SUPPLIED MATERIAL:
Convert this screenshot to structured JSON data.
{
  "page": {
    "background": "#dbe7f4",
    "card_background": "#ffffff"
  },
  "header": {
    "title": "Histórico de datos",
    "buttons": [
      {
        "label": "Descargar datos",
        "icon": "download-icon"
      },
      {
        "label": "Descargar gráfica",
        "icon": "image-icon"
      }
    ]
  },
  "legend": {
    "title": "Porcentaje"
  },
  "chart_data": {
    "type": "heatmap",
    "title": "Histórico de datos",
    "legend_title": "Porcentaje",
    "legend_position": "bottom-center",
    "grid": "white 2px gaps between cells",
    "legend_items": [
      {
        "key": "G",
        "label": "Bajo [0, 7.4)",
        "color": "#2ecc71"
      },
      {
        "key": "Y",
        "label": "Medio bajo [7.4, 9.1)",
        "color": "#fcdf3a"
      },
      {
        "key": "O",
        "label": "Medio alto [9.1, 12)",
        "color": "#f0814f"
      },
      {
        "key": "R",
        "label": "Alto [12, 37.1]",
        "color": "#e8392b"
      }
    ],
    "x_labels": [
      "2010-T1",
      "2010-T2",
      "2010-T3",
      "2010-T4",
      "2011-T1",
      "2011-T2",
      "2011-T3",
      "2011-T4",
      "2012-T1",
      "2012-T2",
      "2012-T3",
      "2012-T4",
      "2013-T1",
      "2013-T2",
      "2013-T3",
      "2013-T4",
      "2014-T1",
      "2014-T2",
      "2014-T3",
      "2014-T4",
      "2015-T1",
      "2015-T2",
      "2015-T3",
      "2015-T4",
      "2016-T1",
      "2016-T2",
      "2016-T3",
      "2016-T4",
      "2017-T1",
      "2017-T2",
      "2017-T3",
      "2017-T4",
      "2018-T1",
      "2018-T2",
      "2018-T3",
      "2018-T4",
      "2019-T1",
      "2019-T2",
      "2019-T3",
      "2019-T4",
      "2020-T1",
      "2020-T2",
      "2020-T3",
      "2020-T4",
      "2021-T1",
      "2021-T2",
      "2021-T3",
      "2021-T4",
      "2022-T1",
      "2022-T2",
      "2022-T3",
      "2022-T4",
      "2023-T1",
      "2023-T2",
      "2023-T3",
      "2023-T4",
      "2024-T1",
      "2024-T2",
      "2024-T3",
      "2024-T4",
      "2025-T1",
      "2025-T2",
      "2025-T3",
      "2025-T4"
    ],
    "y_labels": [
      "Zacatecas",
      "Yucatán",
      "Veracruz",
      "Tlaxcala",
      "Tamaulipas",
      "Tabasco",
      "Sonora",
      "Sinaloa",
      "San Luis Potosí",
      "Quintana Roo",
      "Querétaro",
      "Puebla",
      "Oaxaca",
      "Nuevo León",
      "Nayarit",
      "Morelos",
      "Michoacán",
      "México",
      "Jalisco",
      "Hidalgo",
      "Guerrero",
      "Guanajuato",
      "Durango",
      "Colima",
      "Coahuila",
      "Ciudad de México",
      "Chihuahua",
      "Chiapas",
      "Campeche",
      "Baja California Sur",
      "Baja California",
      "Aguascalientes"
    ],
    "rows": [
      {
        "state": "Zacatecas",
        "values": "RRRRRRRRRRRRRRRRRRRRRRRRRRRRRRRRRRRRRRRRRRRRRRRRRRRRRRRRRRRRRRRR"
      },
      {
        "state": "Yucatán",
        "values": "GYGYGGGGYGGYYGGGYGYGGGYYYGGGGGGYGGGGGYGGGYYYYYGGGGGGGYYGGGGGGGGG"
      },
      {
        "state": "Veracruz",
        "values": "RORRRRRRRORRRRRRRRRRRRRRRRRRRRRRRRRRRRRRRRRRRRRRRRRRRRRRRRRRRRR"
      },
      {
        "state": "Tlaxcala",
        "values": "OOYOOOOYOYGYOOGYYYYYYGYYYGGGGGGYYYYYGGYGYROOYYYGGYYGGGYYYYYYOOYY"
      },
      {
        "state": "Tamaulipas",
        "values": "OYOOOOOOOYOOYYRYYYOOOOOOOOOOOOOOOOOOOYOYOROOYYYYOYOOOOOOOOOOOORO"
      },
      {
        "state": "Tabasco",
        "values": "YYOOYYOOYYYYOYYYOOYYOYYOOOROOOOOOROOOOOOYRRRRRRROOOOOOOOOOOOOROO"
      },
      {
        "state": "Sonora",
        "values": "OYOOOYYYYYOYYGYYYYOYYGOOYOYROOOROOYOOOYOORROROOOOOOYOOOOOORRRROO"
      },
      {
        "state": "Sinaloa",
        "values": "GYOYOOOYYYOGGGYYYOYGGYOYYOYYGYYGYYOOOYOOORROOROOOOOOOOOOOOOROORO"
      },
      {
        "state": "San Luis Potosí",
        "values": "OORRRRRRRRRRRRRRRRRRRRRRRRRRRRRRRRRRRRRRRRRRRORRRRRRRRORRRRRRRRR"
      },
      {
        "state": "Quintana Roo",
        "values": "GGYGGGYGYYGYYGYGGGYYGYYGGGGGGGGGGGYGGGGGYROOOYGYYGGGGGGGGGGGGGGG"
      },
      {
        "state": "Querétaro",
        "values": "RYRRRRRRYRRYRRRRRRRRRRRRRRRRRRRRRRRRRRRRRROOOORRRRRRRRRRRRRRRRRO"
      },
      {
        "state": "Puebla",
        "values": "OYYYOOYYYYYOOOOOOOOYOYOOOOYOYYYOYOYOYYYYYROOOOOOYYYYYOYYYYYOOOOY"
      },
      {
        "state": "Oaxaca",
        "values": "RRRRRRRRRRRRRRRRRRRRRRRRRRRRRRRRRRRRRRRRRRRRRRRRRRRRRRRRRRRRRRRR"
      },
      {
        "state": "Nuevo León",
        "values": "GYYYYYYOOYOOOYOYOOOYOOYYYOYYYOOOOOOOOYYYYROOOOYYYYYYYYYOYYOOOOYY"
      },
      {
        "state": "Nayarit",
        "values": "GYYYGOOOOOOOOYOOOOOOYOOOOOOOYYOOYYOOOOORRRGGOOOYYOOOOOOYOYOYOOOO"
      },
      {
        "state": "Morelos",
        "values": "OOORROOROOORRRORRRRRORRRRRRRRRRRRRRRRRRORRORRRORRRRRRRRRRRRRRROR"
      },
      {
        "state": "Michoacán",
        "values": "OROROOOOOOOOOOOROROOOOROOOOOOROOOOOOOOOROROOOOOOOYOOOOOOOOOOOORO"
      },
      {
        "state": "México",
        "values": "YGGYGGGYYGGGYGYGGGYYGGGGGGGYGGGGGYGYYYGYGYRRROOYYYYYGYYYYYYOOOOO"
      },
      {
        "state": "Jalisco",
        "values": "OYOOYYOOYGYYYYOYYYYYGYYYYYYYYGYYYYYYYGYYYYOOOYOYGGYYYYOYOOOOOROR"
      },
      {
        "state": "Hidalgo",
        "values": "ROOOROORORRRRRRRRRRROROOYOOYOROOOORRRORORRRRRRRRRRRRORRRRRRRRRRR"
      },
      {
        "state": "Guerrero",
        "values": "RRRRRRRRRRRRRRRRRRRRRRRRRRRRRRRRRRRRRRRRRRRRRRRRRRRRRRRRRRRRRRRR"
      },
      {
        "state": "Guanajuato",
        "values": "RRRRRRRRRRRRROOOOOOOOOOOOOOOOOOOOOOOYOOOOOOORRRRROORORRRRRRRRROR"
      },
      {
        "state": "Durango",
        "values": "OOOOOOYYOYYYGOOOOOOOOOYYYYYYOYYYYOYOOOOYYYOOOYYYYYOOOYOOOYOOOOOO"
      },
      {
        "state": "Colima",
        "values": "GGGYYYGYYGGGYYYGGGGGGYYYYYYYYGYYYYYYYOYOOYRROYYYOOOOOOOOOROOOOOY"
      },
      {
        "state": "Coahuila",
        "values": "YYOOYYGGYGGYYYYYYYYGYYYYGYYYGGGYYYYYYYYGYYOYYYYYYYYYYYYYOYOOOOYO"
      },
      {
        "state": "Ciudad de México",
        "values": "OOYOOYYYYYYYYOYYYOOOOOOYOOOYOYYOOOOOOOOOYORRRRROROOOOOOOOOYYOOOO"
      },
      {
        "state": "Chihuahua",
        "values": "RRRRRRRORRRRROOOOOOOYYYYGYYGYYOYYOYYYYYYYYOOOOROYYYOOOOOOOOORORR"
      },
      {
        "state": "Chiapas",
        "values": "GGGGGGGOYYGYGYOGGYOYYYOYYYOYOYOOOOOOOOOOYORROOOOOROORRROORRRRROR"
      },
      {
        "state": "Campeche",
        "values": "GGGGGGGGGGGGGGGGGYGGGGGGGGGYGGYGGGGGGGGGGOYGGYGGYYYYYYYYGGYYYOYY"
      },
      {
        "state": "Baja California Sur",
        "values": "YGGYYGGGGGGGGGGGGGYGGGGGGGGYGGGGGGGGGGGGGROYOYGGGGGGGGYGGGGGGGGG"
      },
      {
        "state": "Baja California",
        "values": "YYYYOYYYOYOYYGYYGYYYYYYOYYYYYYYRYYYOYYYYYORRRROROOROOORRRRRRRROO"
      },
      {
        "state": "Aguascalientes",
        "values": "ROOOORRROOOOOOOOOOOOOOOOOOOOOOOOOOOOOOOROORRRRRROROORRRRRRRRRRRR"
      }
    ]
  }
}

WHAT THIS TASK INVOLVES: Find out how many lines above hold "Medio". Write only the number.

TASK OUTPUT: 2